The request ->
Check each line of the records for "name"; collect those that have it.

[Data tied to figure images]
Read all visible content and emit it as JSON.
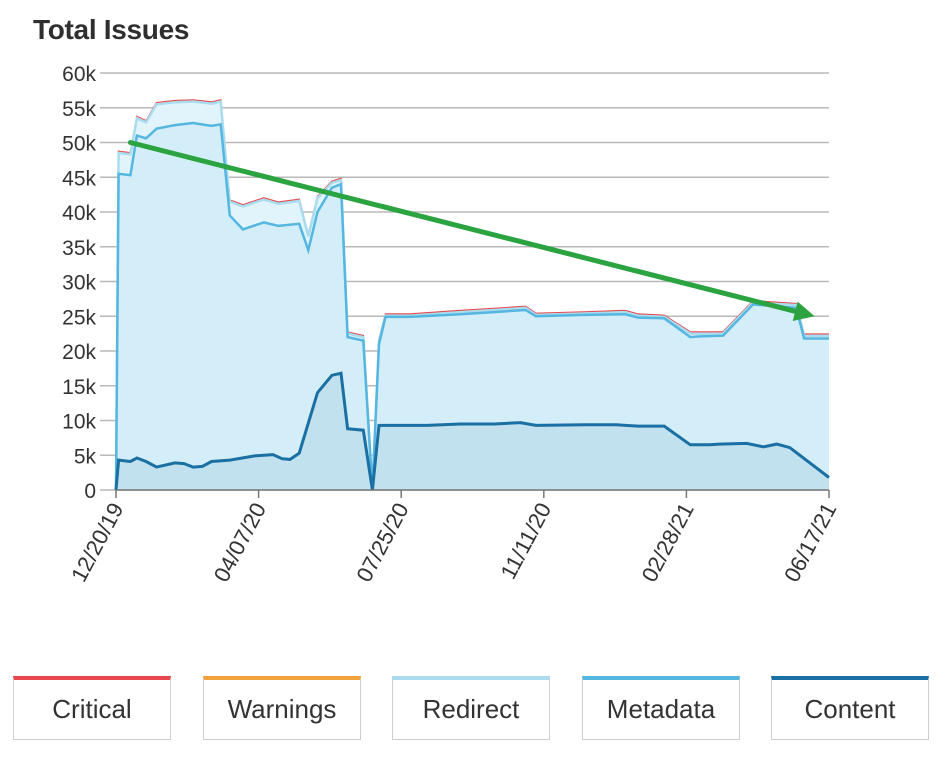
{
  "chart_data": {
    "type": "area",
    "title": "Total Issues",
    "ylim": [
      0,
      60000
    ],
    "y_ticks": [
      "60k",
      "55k",
      "50k",
      "45k",
      "40k",
      "35k",
      "30k",
      "25k",
      "20k",
      "15k",
      "10k",
      "5k",
      "0"
    ],
    "x_ticks": [
      "12/20/19",
      "04/07/20",
      "07/25/20",
      "11/11/20",
      "02/28/21",
      "06/17/21"
    ],
    "x_range": [
      "12/20/19",
      "06/17/21"
    ],
    "grid": true,
    "legend_position": "bottom",
    "series": [
      {
        "name": "Critical",
        "color": "#e8474c"
      },
      {
        "name": "Warnings",
        "color": "#f2a23a"
      },
      {
        "name": "Redirect",
        "color": "#a9dcef"
      },
      {
        "name": "Metadata",
        "color": "#55b6e0"
      },
      {
        "name": "Content",
        "color": "#1a6fa3"
      }
    ],
    "totals": {
      "x": [
        "12/20/19",
        "12/22/19",
        "12/31/19",
        "01/05/20",
        "01/12/20",
        "01/20/20",
        "02/03/20",
        "02/17/20",
        "03/02/20",
        "03/09/20",
        "03/16/20",
        "03/26/20",
        "04/11/20",
        "04/22/20",
        "05/08/20",
        "05/15/20",
        "05/22/20",
        "06/02/20",
        "06/09/20",
        "06/14/20",
        "06/26/20",
        "07/03/20",
        "07/08/20",
        "07/13/20",
        "08/01/20",
        "09/08/20",
        "10/04/20",
        "10/28/20",
        "11/05/20",
        "12/12/20",
        "01/12/21",
        "01/22/21",
        "02/11/21",
        "03/03/21",
        "03/10/21",
        "03/28/21",
        "04/20/21",
        "05/23/21",
        "05/29/21",
        "06/17/21"
      ],
      "metadata": [
        0,
        45500,
        45300,
        51000,
        50600,
        52000,
        52500,
        52800,
        52400,
        52600,
        39500,
        37500,
        38500,
        38000,
        38300,
        34500,
        40000,
        43500,
        44000,
        22000,
        21500,
        0,
        21000,
        24900,
        24900,
        25300,
        25600,
        25900,
        25000,
        25200,
        25300,
        24800,
        24700,
        22000,
        22100,
        22200,
        26700,
        26200,
        21800,
        21800
      ],
      "redirect": [
        0,
        48500,
        48300,
        53500,
        52900,
        55500,
        55800,
        55900,
        55600,
        55900,
        41500,
        40800,
        41800,
        41200,
        41600,
        36500,
        42000,
        44200,
        44600,
        22500,
        22000,
        0,
        21500,
        25100,
        25100,
        25600,
        25900,
        26200,
        25200,
        25400,
        25600,
        25100,
        24900,
        22500,
        22500,
        22500,
        27000,
        26600,
        22200,
        22200
      ]
    },
    "content": {
      "x": [
        "12/20/19",
        "12/22/19",
        "12/31/19",
        "01/05/20",
        "01/12/20",
        "01/20/20",
        "02/03/20",
        "02/10/20",
        "02/17/20",
        "02/24/20",
        "03/02/20",
        "03/16/20",
        "04/04/20",
        "04/18/20",
        "04/25/20",
        "05/01/20",
        "05/08/20",
        "05/22/20",
        "06/02/20",
        "06/09/20",
        "06/14/20",
        "06/26/20",
        "07/03/20",
        "07/08/20",
        "08/14/20",
        "09/08/20",
        "10/04/20",
        "10/24/20",
        "11/05/20",
        "12/12/20",
        "01/05/21",
        "01/22/21",
        "02/11/21",
        "03/03/21",
        "03/18/21",
        "03/25/21",
        "04/15/21",
        "04/28/21",
        "05/08/21",
        "05/18/21",
        "06/17/21"
      ],
      "values": [
        0,
        4300,
        4100,
        4600,
        4100,
        3300,
        3900,
        3800,
        3300,
        3400,
        4100,
        4300,
        4900,
        5100,
        4500,
        4400,
        5300,
        14000,
        16500,
        16800,
        8800,
        8600,
        0,
        9300,
        9300,
        9500,
        9500,
        9700,
        9300,
        9400,
        9400,
        9200,
        9200,
        6500,
        6500,
        6600,
        6700,
        6200,
        6600,
        6100,
        1800
      ]
    },
    "annotation": {
      "type": "trend-arrow",
      "from": {
        "x": "12/31/19",
        "y": 50000
      },
      "to": {
        "x": "06/06/21",
        "y": 25000
      },
      "color": "#2aa340"
    }
  }
}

Expected answer ->
        "name": "Critical",
        "name": "Warnings",
        "name": "Redirect",
        "name": "Metadata",
        "name": "Content",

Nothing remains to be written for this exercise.